— begin —

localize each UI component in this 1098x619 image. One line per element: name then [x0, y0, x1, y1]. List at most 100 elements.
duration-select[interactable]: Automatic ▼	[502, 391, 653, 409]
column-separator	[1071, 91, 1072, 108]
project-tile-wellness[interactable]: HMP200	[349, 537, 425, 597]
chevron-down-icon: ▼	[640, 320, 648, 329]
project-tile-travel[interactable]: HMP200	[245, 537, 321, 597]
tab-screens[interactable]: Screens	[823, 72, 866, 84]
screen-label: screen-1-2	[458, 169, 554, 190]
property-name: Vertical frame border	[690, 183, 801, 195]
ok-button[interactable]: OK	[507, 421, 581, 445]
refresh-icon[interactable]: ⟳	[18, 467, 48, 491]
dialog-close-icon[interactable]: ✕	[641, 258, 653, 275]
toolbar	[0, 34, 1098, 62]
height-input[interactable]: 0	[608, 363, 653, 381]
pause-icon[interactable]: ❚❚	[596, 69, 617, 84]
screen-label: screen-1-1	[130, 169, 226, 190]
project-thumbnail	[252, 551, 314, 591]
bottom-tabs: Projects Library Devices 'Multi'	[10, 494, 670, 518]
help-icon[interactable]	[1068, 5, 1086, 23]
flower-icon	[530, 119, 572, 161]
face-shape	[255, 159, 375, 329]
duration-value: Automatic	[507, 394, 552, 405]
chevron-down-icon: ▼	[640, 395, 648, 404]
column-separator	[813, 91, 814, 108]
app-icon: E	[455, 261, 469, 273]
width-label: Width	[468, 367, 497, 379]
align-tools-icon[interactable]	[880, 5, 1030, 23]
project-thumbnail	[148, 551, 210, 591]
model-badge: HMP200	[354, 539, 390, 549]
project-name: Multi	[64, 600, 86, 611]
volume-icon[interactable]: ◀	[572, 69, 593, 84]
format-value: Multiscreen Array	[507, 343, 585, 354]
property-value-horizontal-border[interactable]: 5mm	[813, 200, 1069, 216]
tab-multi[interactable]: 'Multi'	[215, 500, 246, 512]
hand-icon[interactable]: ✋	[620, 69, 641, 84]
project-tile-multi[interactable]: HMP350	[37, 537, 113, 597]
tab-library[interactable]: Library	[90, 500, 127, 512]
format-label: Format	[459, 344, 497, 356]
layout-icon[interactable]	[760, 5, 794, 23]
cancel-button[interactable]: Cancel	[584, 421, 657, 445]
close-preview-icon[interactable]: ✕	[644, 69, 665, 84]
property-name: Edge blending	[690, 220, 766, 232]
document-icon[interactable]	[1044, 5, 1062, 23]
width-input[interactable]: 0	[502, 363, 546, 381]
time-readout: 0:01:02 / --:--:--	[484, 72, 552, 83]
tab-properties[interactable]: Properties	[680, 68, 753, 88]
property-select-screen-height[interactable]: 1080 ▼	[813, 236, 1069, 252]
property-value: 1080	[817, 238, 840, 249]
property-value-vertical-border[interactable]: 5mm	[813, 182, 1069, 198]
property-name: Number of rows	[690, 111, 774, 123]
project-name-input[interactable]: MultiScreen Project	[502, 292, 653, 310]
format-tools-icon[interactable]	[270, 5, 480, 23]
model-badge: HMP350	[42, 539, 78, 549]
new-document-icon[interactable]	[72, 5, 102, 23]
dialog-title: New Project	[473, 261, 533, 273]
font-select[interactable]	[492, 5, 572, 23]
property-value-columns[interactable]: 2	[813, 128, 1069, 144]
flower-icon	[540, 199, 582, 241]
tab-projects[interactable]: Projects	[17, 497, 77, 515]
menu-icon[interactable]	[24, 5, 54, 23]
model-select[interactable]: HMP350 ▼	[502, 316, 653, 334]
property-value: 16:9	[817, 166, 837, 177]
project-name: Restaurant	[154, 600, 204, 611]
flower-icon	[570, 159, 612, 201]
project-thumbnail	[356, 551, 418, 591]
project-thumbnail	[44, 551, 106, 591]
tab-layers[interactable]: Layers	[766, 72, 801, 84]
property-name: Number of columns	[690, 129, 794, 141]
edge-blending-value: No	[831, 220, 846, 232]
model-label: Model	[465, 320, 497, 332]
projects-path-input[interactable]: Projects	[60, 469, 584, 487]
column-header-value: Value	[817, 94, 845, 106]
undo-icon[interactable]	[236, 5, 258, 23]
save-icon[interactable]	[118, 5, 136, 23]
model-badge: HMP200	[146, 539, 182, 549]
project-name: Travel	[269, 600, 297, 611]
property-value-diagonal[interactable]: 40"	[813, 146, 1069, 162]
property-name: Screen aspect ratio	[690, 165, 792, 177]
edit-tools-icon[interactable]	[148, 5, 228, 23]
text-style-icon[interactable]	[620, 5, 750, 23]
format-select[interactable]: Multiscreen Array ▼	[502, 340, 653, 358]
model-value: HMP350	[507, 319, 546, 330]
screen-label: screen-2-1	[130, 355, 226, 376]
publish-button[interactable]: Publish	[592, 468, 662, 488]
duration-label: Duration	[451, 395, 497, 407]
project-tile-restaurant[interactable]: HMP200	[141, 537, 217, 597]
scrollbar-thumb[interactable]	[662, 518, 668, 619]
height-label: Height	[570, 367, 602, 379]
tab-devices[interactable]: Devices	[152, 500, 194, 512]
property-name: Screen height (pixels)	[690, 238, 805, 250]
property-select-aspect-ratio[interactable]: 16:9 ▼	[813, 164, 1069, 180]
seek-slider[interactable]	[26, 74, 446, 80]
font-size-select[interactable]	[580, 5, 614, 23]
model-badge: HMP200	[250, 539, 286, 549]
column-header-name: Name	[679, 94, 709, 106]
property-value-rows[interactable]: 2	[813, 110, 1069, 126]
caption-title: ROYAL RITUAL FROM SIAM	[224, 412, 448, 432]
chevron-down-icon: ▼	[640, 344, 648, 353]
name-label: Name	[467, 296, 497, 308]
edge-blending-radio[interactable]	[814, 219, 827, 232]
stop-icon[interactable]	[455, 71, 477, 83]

— end —

■ Task directions ■
Rewrite the listing from its first line through the line containing "537, 321, 597]", changing "HMP200" to "HMP350" and keeping everything else the same. Return only those lines.

■ The output ■
localize each UI component in this 1098x619 image. One line per element: name then [x0, y0, x1, y1]. List at most 100 elements.
duration-select[interactable]: Automatic ▼	[502, 391, 653, 409]
column-separator	[1071, 91, 1072, 108]
project-tile-wellness[interactable]: HMP350	[349, 537, 425, 597]
chevron-down-icon: ▼	[640, 320, 648, 329]
project-tile-travel[interactable]: HMP350	[245, 537, 321, 597]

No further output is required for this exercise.